— start of Selected text —
Editors Note: Since Philadelphia is known as a city of neighborhoods, we asked Temple Law students, faculty, and staff to talk about what they love, hate, and can’t live without in their neighborhood. Each month, we’ll release another write-up of a new Philly neighborhood.
I came to Temple Law School from Houston, TX. I first discovered Temple after searching US News and World Reports’ best law schools for trial advocacy list. After being accepted, I decided to experience the school and the City of Brotherly Love before I paid my final seat deposit. When I arrived I was not sure this was the place I wanted to spend the next three years of my life. I grew up in New Orleans before moving to Houston, which was an easy move – the weather was still warm and it was only a five hour drive from home. Philadelphia was far from my family and, maybe more distressingly, had real winters. The mere thought of having to walk to class in the snow and wear layers to keep warm, made me want to run back to the South.
Of course, I ultimately decided that Temple Law, and its integrated trial advocacy program, was worth facing winter for. Deciding to attend Temple was an easy decision. My next step would be finding somewhere in the Northeast to call home.
I signed up for the roommate list that the Temple Law Admissions Office offered accepted students, and soon after, another student from the list contacted me. We were able to combine our collective resources to find a place within our budget with two bedrooms, a full-size kitchen, and in-suite laundry.
After a year and a half living in North Philadelphia, I have to say that overall, my experience has been good. The things I love about North Philadelphia have kept me in this area for my second year of law school.
What I love about North Philadelphia
It’s easy to find an affordable, comfortable, and stylish place near Temple’s Main Campus. Depending on where you live in the area, campus can be anywhere from a five to 15 minute walk. There are a number of property managers in the area that help students find housing. These include Rent Campus, Blackstone Development, Temple Villas, and Govberg Realty. Personally, I reside in a Blackstone Development property building and I love it. The building has four floors, garage parking, individual bathrooms, and roommate style apartments as well as one-bedroom apartments for an affordable price.
— end of Selected text —
Task prompt
Copy the stretch of the North Philadelphia neighborhood piece from "Of course, I" through "and in-suite laundry.".
— start of Material —
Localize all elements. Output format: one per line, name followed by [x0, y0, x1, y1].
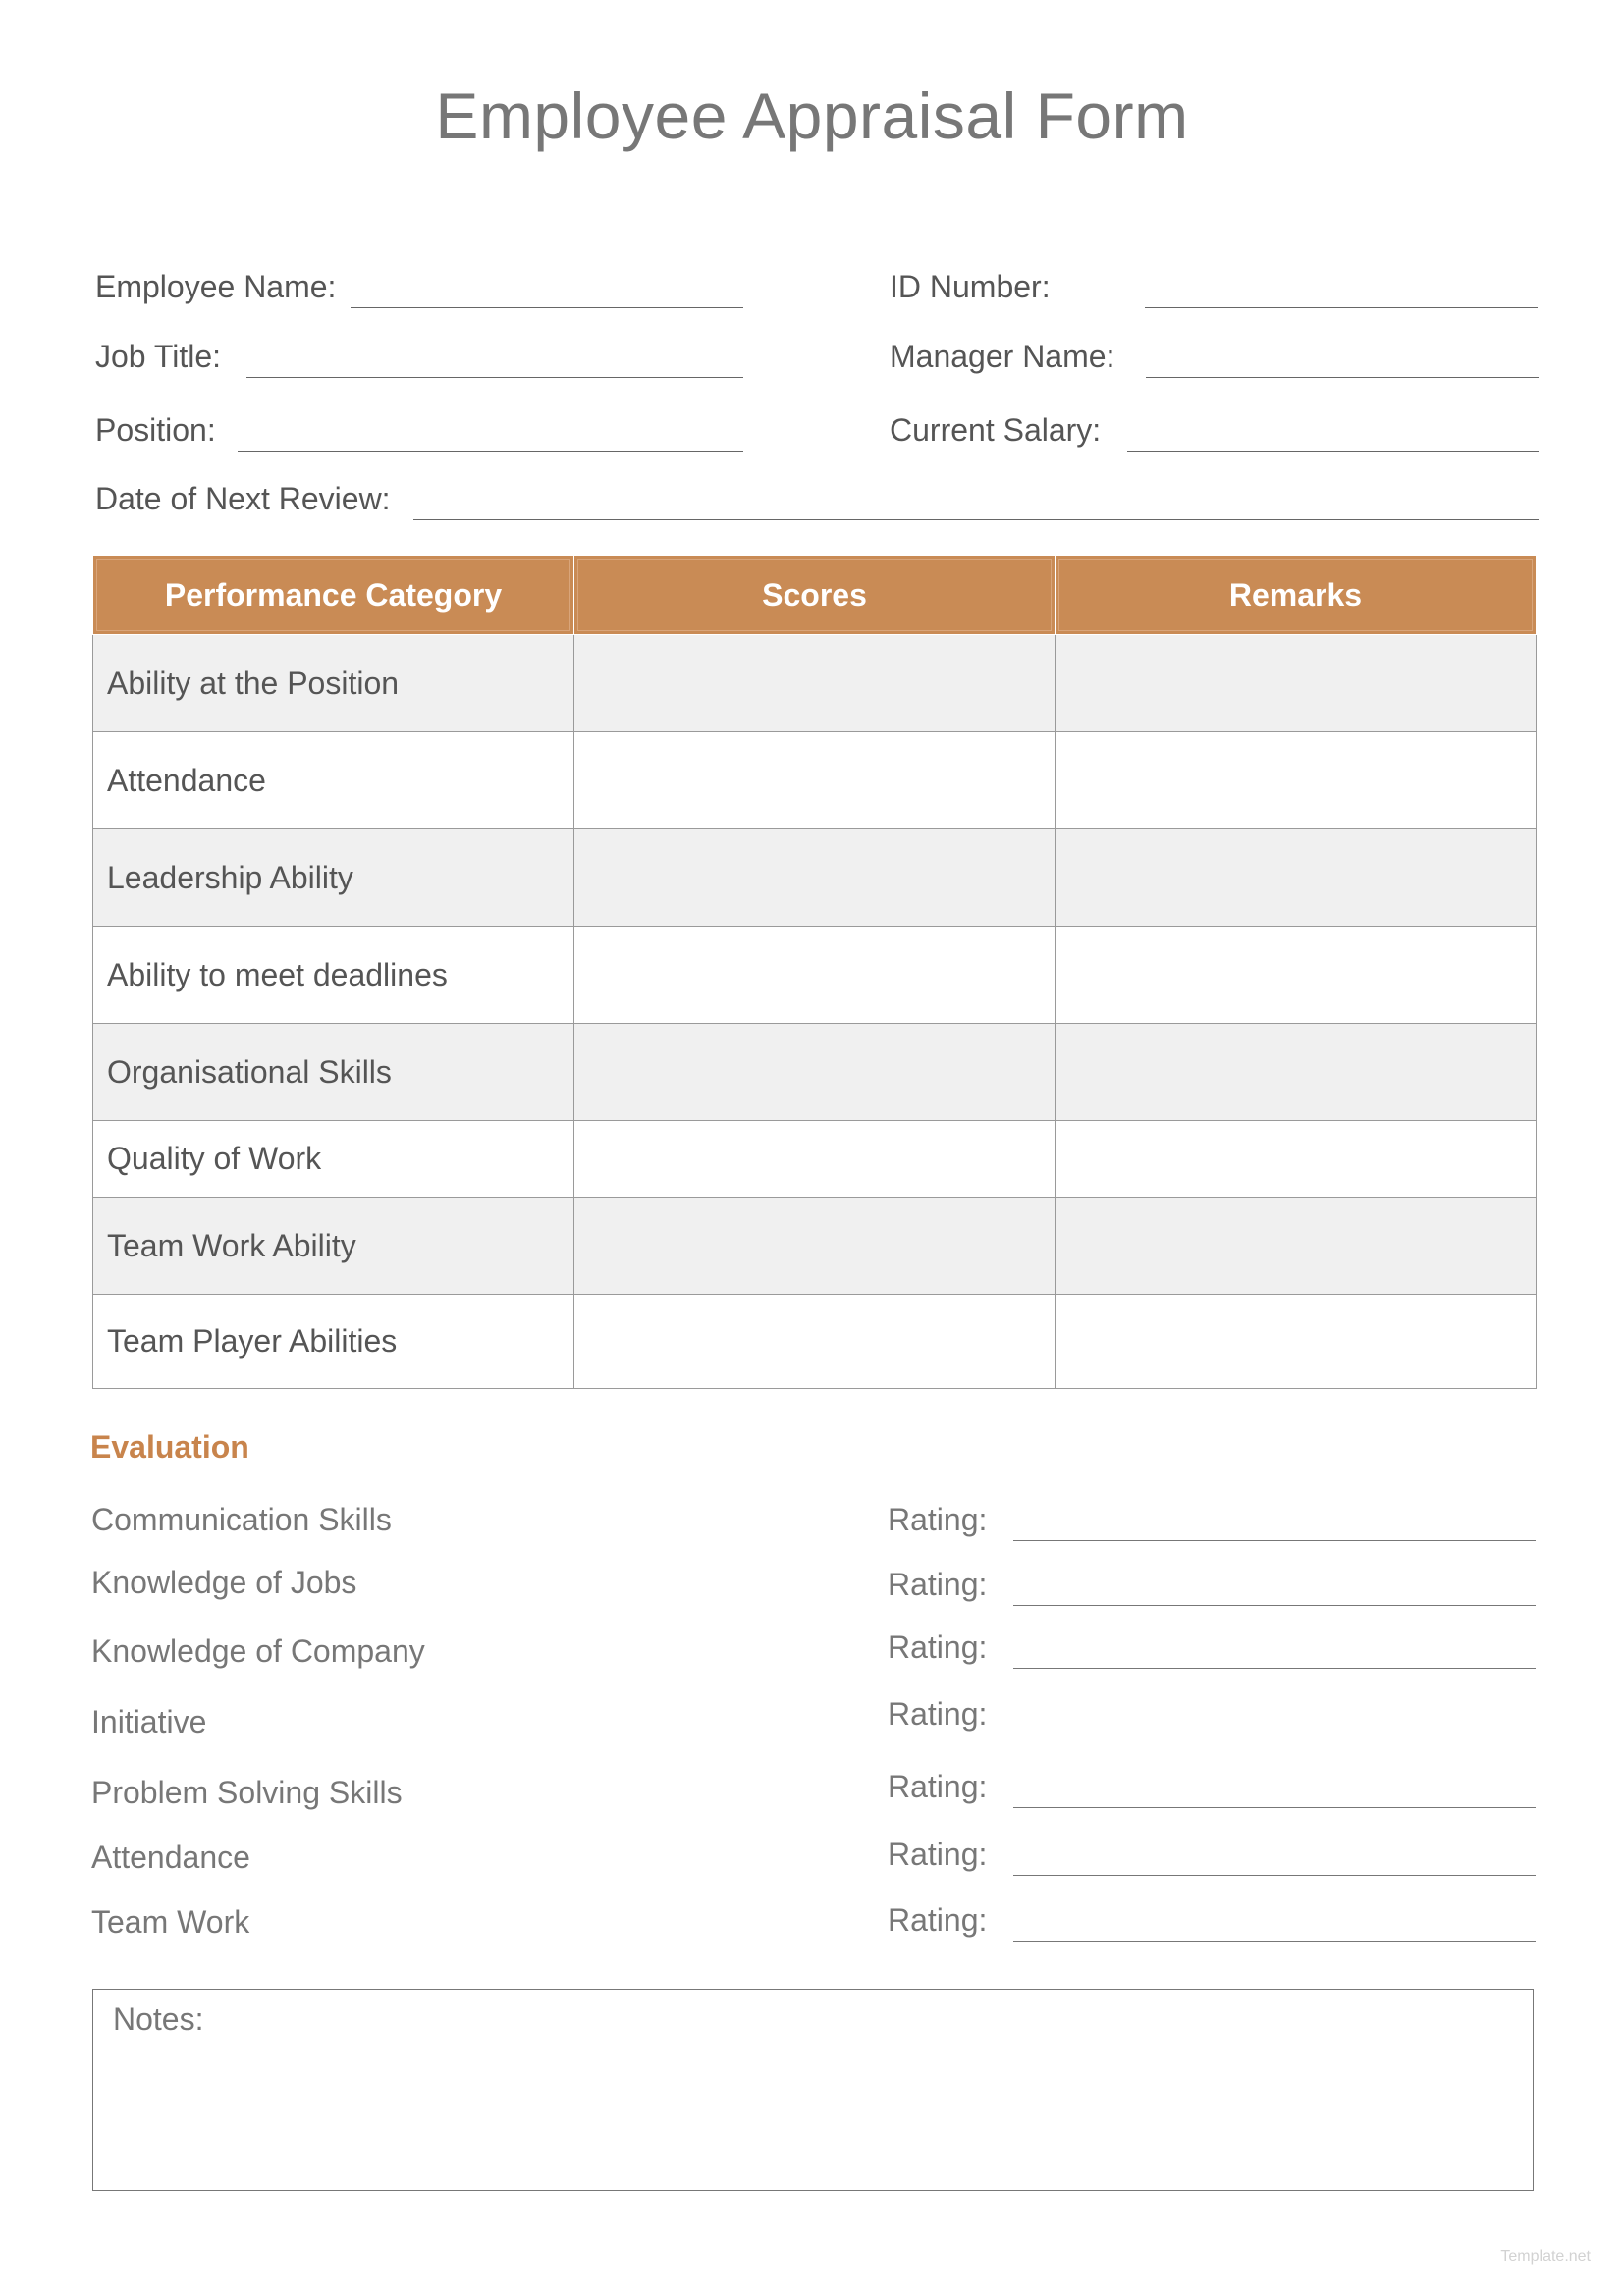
— end of Material —
Completed exercise
Of course, I ultimately decided that Temple Law, and its integrated trial advocacy program, was worth facing winter for. Deciding to attend Temple was an easy decision. My next step would be finding somewhere in the Northeast to call home.
I signed up for the roommate list that the Temple Law Admissions Office offered accepted students, and soon after, another student from the list contacted me. We were able to combine our collective resources to find a place within our budget with two bedrooms, a full-size kitchen, and in-suite laundry.